Drop every picture and give the entries back exactly.
*** Listing ***
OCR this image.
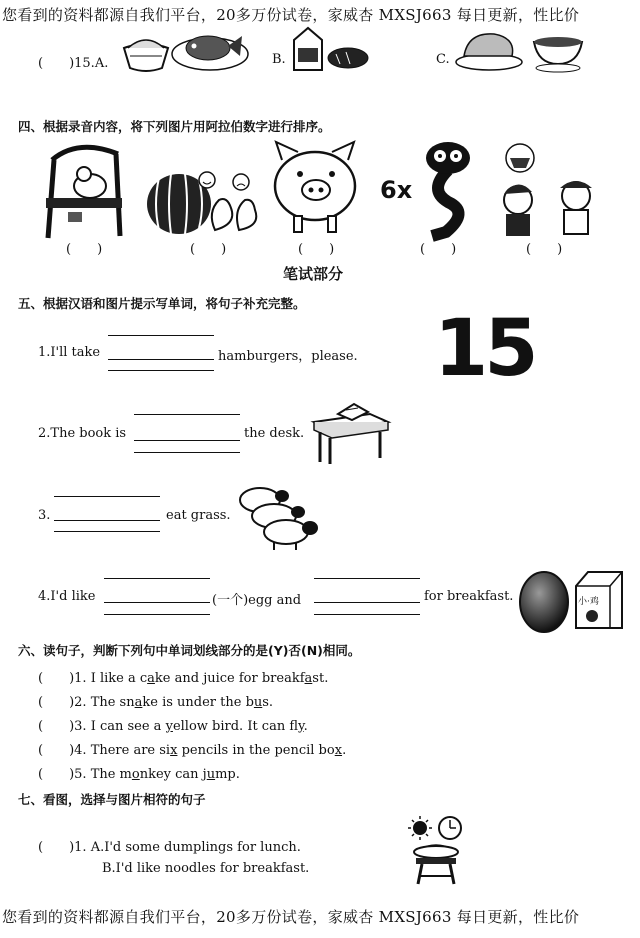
您看到的资料都源自我们平台，20多万份试卷，家威杏 MXSJ663 每日更新，性比价
(　　)15.A.	B.	C.
四、根据录音内容，将下列图片用阿拉伯数字进行排序。
6x
(　　)	(　　)	(　　)	(　　)	(　　)
笔试部分
五、根据汉语和图片提示写单词，将句子补充完整。
1.I'll take	hamburgers，please. 15
2.The book is	the desk.
3.	eat grass.
4.I'd like	(一个)egg and	for breakfast.	小·鸡
六、读句子，判断下列句中单词划线部分的是(Y)否(N)相同。
(　　)1. I like a cake and juice for breakfast.
(　　)2. The snake is under the bus.
(　　)3. I can see a yellow bird. It can fly.
(　　)4. There are six pencils in the pencil box.
(　　)5. The monkey can jump.
七、看图，选择与图片相符的句子
(　　)1. A.I'd some dumplings for lunch.
B.I'd like noodles for breakfast.
您看到的资料都源自我们平台，20多万份试卷，家威杏 MXSJ663 每日更新，性比价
***
◆ Finished exercise:
OCR this image.
您看到的资料都源自我们平台，20多万份试卷，家威杏 MXSJ663 每日更新，性比价
(　　)15.A.	B.	C.
四、根据录音内容，将下列图片用阿拉伯数字进行排序。
6x
(　　)	(　　)	(　　)	(　　)	(　　)
笔试部分
五、根据汉语和图片提示写单词，将句子补充完整。
1.I'll take	hamburgers，please. 15
2.The book is	the desk.
3.	eat grass.
4.I'd like	(一个)egg and	for breakfast.	小·鸡
六、读句子，判断下列句中单词划线部分的是(Y)否(N)相同。
(　　)1. I like a cake and juice for breakfast.
(　　)2. The snake is under the bus.
(　　)3. I can see a yellow bird. It can fly.
(　　)4. There are six pencils in the pencil box.
(　　)5. The monkey can jump.
七、看图，选择与图片相符的句子
(　　)1. A.I'd some dumplings for lunch.
B.I'd like noodles for breakfast.
您看到的资料都源自我们平台，20多万份试卷，家威杏 MXSJ663 每日更新，性比价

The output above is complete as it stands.